Set problem | Reproduce the material below, renaming every "author-badge" to "creator-badge" and leaving all other text untouched.

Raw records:
----

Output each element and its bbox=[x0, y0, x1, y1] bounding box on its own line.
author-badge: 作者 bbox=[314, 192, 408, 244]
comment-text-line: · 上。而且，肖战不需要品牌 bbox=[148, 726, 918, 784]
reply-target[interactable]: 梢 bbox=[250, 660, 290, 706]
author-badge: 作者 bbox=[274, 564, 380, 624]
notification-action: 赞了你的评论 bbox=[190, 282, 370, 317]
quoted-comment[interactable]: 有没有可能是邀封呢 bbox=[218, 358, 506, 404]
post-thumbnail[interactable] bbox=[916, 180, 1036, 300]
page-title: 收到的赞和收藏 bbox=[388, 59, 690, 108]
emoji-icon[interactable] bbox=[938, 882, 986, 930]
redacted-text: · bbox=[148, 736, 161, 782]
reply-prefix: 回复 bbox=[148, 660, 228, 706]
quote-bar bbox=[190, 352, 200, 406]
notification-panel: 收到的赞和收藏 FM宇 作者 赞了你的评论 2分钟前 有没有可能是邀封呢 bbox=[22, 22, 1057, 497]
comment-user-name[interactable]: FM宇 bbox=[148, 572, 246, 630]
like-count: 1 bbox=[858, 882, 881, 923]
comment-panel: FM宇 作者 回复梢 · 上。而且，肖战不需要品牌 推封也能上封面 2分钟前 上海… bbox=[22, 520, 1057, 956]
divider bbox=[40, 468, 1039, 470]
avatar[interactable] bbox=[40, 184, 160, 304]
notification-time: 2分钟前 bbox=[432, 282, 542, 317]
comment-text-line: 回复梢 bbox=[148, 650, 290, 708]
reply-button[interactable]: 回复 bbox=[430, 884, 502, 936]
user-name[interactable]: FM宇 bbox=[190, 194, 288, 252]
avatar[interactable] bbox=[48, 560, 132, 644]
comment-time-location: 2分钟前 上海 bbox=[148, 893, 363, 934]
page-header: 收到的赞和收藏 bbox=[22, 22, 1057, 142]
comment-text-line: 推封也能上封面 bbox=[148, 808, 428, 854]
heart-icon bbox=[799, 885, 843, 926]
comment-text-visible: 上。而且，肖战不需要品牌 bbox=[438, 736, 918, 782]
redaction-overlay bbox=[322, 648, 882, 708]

----

The answer |
Output each element and its bbox=[x0, y0, x1, y1] bounding box on its own line.
creator-badge: 作者 bbox=[314, 192, 408, 244]
comment-text-line: · 上。而且，肖战不需要品牌 bbox=[148, 726, 918, 784]
reply-target[interactable]: 梢 bbox=[250, 660, 290, 706]
creator-badge: 作者 bbox=[274, 564, 380, 624]
notification-action: 赞了你的评论 bbox=[190, 282, 370, 317]
quoted-comment[interactable]: 有没有可能是邀封呢 bbox=[218, 358, 506, 404]
post-thumbnail[interactable] bbox=[916, 180, 1036, 300]
page-title: 收到的赞和收藏 bbox=[388, 59, 690, 108]
emoji-icon[interactable] bbox=[938, 882, 986, 930]
redacted-text: · bbox=[148, 736, 161, 782]
reply-prefix: 回复 bbox=[148, 660, 228, 706]
quote-bar bbox=[190, 352, 200, 406]
notification-panel: 收到的赞和收藏 FM宇 作者 赞了你的评论 2分钟前 有没有可能是邀封呢 bbox=[22, 22, 1057, 497]
comment-user-name[interactable]: FM宇 bbox=[148, 572, 246, 630]
like-count: 1 bbox=[858, 882, 881, 923]
comment-panel: FM宇 作者 回复梢 · 上。而且，肖战不需要品牌 推封也能上封面 2分钟前 上海… bbox=[22, 520, 1057, 956]
divider bbox=[40, 468, 1039, 470]
avatar[interactable] bbox=[40, 184, 160, 304]
notification-time: 2分钟前 bbox=[432, 282, 542, 317]
comment-text-line: 回复梢 bbox=[148, 650, 290, 708]
reply-button[interactable]: 回复 bbox=[430, 884, 502, 936]
user-name[interactable]: FM宇 bbox=[190, 194, 288, 252]
avatar[interactable] bbox=[48, 560, 132, 644]
comment-time-location: 2分钟前 上海 bbox=[148, 893, 363, 934]
page-header: 收到的赞和收藏 bbox=[22, 22, 1057, 142]
comment-text-line: 推封也能上封面 bbox=[148, 808, 428, 854]
heart-icon bbox=[799, 885, 843, 926]
comment-text-visible: 上。而且，肖战不需要品牌 bbox=[438, 736, 918, 782]
redaction-overlay bbox=[322, 648, 882, 708]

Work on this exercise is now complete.